> _GIVEN TASK_: Restate, word for word, all of the material shown below.

Lines of data:
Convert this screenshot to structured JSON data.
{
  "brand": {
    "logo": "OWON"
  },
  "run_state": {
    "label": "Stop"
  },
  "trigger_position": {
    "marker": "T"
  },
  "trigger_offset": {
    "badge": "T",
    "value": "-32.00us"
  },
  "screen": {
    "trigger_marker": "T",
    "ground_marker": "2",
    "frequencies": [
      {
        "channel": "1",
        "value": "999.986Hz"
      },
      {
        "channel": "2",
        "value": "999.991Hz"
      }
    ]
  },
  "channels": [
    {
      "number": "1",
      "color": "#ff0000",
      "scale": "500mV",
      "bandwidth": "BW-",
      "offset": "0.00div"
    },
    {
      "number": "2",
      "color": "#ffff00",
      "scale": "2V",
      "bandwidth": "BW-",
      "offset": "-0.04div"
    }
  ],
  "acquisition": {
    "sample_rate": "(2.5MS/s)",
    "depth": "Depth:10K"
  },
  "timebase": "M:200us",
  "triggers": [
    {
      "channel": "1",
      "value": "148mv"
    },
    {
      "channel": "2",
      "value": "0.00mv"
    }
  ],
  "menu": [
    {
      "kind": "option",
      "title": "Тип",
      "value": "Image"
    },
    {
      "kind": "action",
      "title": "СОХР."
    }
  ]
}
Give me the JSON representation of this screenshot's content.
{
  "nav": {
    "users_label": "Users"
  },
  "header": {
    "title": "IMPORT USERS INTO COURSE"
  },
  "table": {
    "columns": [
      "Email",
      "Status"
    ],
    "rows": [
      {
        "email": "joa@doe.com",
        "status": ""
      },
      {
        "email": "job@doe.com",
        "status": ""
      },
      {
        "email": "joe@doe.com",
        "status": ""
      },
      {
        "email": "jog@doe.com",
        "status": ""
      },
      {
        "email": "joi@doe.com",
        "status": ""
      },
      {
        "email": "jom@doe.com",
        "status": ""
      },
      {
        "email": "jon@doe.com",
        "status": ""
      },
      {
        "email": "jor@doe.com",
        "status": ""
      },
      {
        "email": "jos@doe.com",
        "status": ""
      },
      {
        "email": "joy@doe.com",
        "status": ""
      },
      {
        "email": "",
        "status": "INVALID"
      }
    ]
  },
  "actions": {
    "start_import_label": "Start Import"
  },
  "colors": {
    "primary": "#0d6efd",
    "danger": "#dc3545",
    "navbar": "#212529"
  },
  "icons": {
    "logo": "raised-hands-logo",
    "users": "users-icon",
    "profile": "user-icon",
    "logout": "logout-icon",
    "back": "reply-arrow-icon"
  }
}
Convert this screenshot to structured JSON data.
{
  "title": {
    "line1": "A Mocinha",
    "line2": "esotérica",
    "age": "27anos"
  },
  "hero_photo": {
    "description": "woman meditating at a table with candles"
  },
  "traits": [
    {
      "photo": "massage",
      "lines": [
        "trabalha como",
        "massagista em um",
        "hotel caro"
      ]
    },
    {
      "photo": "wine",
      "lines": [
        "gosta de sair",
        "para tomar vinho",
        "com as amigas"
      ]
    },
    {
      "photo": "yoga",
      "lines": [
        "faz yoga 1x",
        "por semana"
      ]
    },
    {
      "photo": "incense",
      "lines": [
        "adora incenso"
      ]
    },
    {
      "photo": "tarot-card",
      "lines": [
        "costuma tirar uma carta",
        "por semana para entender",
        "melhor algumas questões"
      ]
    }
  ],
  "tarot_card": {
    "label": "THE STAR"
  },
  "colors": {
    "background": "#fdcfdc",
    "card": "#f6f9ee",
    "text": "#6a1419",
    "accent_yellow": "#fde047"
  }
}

> _FINISHED TASK_:
Convert this screenshot to structured JSON data.
{
  "brand": {
    "logo": "OWON"
  },
  "run_state": {
    "label": "Stop"
  },
  "trigger_position": {
    "marker": "T"
  },
  "trigger_offset": {
    "badge": "T",
    "value": "-32.00us"
  },
  "screen": {
    "trigger_marker": "T",
    "ground_marker": "2",
    "frequencies": [
      {
        "channel": "1",
        "value": "999.986Hz"
      },
      {
        "channel": "2",
        "value": "999.991Hz"
      }
    ]
  },
  "channels": [
    {
      "number": "1",
      "color": "#ff0000",
      "scale": "500mV",
      "bandwidth": "BW-",
      "offset": "0.00div"
    },
    {
      "number": "2",
      "color": "#ffff00",
      "scale": "2V",
      "bandwidth": "BW-",
      "offset": "-0.04div"
    }
  ],
  "acquisition": {
    "sample_rate": "(2.5MS/s)",
    "depth": "Depth:10K"
  },
  "timebase": "M:200us",
  "triggers": [
    {
      "channel": "1",
      "value": "148mv"
    },
    {
      "channel": "2",
      "value": "0.00mv"
    }
  ],
  "menu": [
    {
      "kind": "option",
      "title": "Тип",
      "value": "Image"
    },
    {
      "kind": "action",
      "title": "СОХР."
    }
  ]
}
Give me the JSON representation of this screenshot's content.
{
  "nav": {
    "users_label": "Users"
  },
  "header": {
    "title": "IMPORT USERS INTO COURSE"
  },
  "table": {
    "columns": [
      "Email",
      "Status"
    ],
    "rows": [
      {
        "email": "joa@doe.com",
        "status": ""
      },
      {
        "email": "job@doe.com",
        "status": ""
      },
      {
        "email": "joe@doe.com",
        "status": ""
      },
      {
        "email": "jog@doe.com",
        "status": ""
      },
      {
        "email": "joi@doe.com",
        "status": ""
      },
      {
        "email": "jom@doe.com",
        "status": ""
      },
      {
        "email": "jon@doe.com",
        "status": ""
      },
      {
        "email": "jor@doe.com",
        "status": ""
      },
      {
        "email": "jos@doe.com",
        "status": ""
      },
      {
        "email": "joy@doe.com",
        "status": ""
      },
      {
        "email": "",
        "status": "INVALID"
      }
    ]
  },
  "actions": {
    "start_import_label": "Start Import"
  },
  "colors": {
    "primary": "#0d6efd",
    "danger": "#dc3545",
    "navbar": "#212529"
  },
  "icons": {
    "logo": "raised-hands-logo",
    "users": "users-icon",
    "profile": "user-icon",
    "logout": "logout-icon",
    "back": "reply-arrow-icon"
  }
}
Convert this screenshot to structured JSON data.
{
  "title": {
    "line1": "A Mocinha",
    "line2": "esotérica",
    "age": "27anos"
  },
  "hero_photo": {
    "description": "woman meditating at a table with candles"
  },
  "traits": [
    {
      "photo": "massage",
      "lines": [
        "trabalha como",
        "massagista em um",
        "hotel caro"
      ]
    },
    {
      "photo": "wine",
      "lines": [
        "gosta de sair",
        "para tomar vinho",
        "com as amigas"
      ]
    },
    {
      "photo": "yoga",
      "lines": [
        "faz yoga 1x",
        "por semana"
      ]
    },
    {
      "photo": "incense",
      "lines": [
        "adora incenso"
      ]
    },
    {
      "photo": "tarot-card",
      "lines": [
        "costuma tirar uma carta",
        "por semana para entender",
        "melhor algumas questões"
      ]
    }
  ],
  "tarot_card": {
    "label": "THE STAR"
  },
  "colors": {
    "background": "#fdcfdc",
    "card": "#f6f9ee",
    "text": "#6a1419",
    "accent_yellow": "#fde047"
  }
}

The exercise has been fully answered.